Material for this task -
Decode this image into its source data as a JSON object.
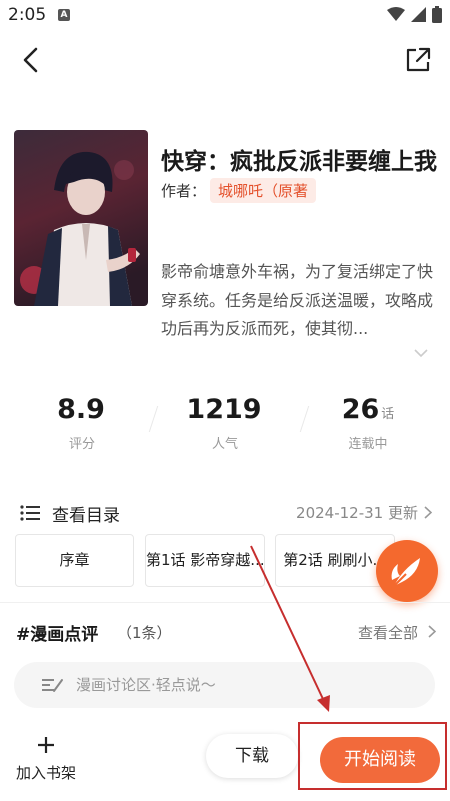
{
  "status_bar": {
    "time": "2:05",
    "notification_icon": "a-icon",
    "icons": [
      "wifi-icon",
      "signal-icon",
      "battery-icon"
    ]
  },
  "nav": {
    "back_icon": "chevron-left-icon",
    "share_icon": "share-icon"
  },
  "book": {
    "title": "快穿：疯批反派非要缠上我",
    "author_label": "作者：",
    "author": "城哪吒（原著",
    "description": "影帝俞塘意外车祸，为了复活绑定了快穿系统。任务是给反派送温暖，攻略成功后再为反派而死，使其彻..."
  },
  "stats": [
    {
      "value": "8.9",
      "unit": "",
      "label": "评分"
    },
    {
      "value": "1219",
      "unit": "",
      "label": "人气"
    },
    {
      "value": "26",
      "unit": "话",
      "label": "连载中"
    }
  ],
  "catalog": {
    "title": "查看目录",
    "updated": "2024-12-31 更新"
  },
  "chapters": [
    "序章",
    "第1话 影帝穿越...",
    "第2话 刷刷小..."
  ],
  "review": {
    "title": "#漫画点评",
    "count": "（1条）",
    "view_all": "查看全部"
  },
  "comment": {
    "placeholder": "漫画讨论区·轻点说～"
  },
  "bottom": {
    "shelf_label": "加入书架",
    "download_label": "下载",
    "read_label": "开始阅读"
  },
  "colors": {
    "accent": "#f26a3b",
    "annotation": "#c62e2e",
    "author_tag_bg": "#fdebe6"
  }
}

What to produce - Write out all the entries exactly, except for the pictures.

Result of the task -
Decode this image into its source data as a JSON object.
{
  "status_bar": {
    "time": "2:05",
    "notification_icon": "a-icon",
    "icons": [
      "wifi-icon",
      "signal-icon",
      "battery-icon"
    ]
  },
  "nav": {
    "back_icon": "chevron-left-icon",
    "share_icon": "share-icon"
  },
  "book": {
    "title": "快穿：疯批反派非要缠上我",
    "author_label": "作者：",
    "author": "城哪吒（原著",
    "description": "影帝俞塘意外车祸，为了复活绑定了快穿系统。任务是给反派送温暖，攻略成功后再为反派而死，使其彻..."
  },
  "stats": [
    {
      "value": "8.9",
      "unit": "",
      "label": "评分"
    },
    {
      "value": "1219",
      "unit": "",
      "label": "人气"
    },
    {
      "value": "26",
      "unit": "话",
      "label": "连载中"
    }
  ],
  "catalog": {
    "title": "查看目录",
    "updated": "2024-12-31 更新"
  },
  "chapters": [
    "序章",
    "第1话 影帝穿越...",
    "第2话 刷刷小..."
  ],
  "review": {
    "title": "#漫画点评",
    "count": "（1条）",
    "view_all": "查看全部"
  },
  "comment": {
    "placeholder": "漫画讨论区·轻点说～"
  },
  "bottom": {
    "shelf_label": "加入书架",
    "download_label": "下载",
    "read_label": "开始阅读"
  },
  "colors": {
    "accent": "#f26a3b",
    "annotation": "#c62e2e",
    "author_tag_bg": "#fdebe6"
  }
}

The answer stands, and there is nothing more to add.